(Data records)

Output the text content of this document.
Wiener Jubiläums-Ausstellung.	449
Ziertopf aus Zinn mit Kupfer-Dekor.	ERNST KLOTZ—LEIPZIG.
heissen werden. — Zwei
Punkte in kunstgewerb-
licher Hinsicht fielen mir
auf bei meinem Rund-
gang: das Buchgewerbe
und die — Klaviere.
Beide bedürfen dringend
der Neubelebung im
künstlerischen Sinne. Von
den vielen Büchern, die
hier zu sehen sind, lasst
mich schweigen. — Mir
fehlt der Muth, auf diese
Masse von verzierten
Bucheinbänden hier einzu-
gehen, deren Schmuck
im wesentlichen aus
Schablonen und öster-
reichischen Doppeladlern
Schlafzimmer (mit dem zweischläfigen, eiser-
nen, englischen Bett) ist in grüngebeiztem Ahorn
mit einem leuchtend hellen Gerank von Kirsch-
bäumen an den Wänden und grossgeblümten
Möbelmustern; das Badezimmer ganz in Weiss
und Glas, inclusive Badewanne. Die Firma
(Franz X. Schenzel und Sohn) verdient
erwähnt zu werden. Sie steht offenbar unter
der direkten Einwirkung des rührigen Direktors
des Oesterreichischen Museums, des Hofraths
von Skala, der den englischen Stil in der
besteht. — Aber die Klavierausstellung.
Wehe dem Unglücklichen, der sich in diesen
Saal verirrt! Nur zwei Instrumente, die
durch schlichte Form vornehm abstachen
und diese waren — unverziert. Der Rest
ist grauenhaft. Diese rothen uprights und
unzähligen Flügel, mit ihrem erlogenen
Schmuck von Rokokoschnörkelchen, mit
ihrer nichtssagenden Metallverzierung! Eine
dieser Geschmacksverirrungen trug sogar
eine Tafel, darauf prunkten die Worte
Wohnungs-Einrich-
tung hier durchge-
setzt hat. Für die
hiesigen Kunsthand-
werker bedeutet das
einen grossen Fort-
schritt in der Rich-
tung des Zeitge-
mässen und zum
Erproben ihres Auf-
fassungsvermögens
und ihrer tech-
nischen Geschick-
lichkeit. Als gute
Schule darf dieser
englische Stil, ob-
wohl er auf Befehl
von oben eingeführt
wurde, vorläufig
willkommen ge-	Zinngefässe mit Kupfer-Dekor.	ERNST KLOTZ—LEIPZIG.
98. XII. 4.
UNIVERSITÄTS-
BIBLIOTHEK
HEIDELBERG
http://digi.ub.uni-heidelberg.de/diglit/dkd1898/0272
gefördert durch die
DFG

Exercise goal
Extract the complete set of records unchanged.

Response below
Output the text content of this document.
Wiener Jubiläums-Ausstellung.	449
Ziertopf aus Zinn mit Kupfer-Dekor.	ERNST KLOTZ—LEIPZIG.
heissen werden. — Zwei
Punkte in kunstgewerb-
licher Hinsicht fielen mir
auf bei meinem Rund-
gang: das Buchgewerbe
und die — Klaviere.
Beide bedürfen dringend
der Neubelebung im
künstlerischen Sinne. Von
den vielen Büchern, die
hier zu sehen sind, lasst
mich schweigen. — Mir
fehlt der Muth, auf diese
Masse von verzierten
Bucheinbänden hier einzu-
gehen, deren Schmuck
im wesentlichen aus
Schablonen und öster-
reichischen Doppeladlern
Schlafzimmer (mit dem zweischläfigen, eiser-
nen, englischen Bett) ist in grüngebeiztem Ahorn
mit einem leuchtend hellen Gerank von Kirsch-
bäumen an den Wänden und grossgeblümten
Möbelmustern; das Badezimmer ganz in Weiss
und Glas, inclusive Badewanne. Die Firma
(Franz X. Schenzel und Sohn) verdient
erwähnt zu werden. Sie steht offenbar unter
der direkten Einwirkung des rührigen Direktors
des Oesterreichischen Museums, des Hofraths
von Skala, der den englischen Stil in der
besteht. — Aber die Klavierausstellung.
Wehe dem Unglücklichen, der sich in diesen
Saal verirrt! Nur zwei Instrumente, die
durch schlichte Form vornehm abstachen
und diese waren — unverziert. Der Rest
ist grauenhaft. Diese rothen uprights und
unzähligen Flügel, mit ihrem erlogenen
Schmuck von Rokokoschnörkelchen, mit
ihrer nichtssagenden Metallverzierung! Eine
dieser Geschmacksverirrungen trug sogar
eine Tafel, darauf prunkten die Worte
Wohnungs-Einrich-
tung hier durchge-
setzt hat. Für die
hiesigen Kunsthand-
werker bedeutet das
einen grossen Fort-
schritt in der Rich-
tung des Zeitge-
mässen und zum
Erproben ihres Auf-
fassungsvermögens
und ihrer tech-
nischen Geschick-
lichkeit. Als gute
Schule darf dieser
englische Stil, ob-
wohl er auf Befehl
von oben eingeführt
wurde, vorläufig
willkommen ge-	Zinngefässe mit Kupfer-Dekor.	ERNST KLOTZ—LEIPZIG.
98. XII. 4.
UNIVERSITÄTS-
BIBLIOTHEK
HEIDELBERG
http://digi.ub.uni-heidelberg.de/diglit/dkd1898/0272
gefördert durch die
DFG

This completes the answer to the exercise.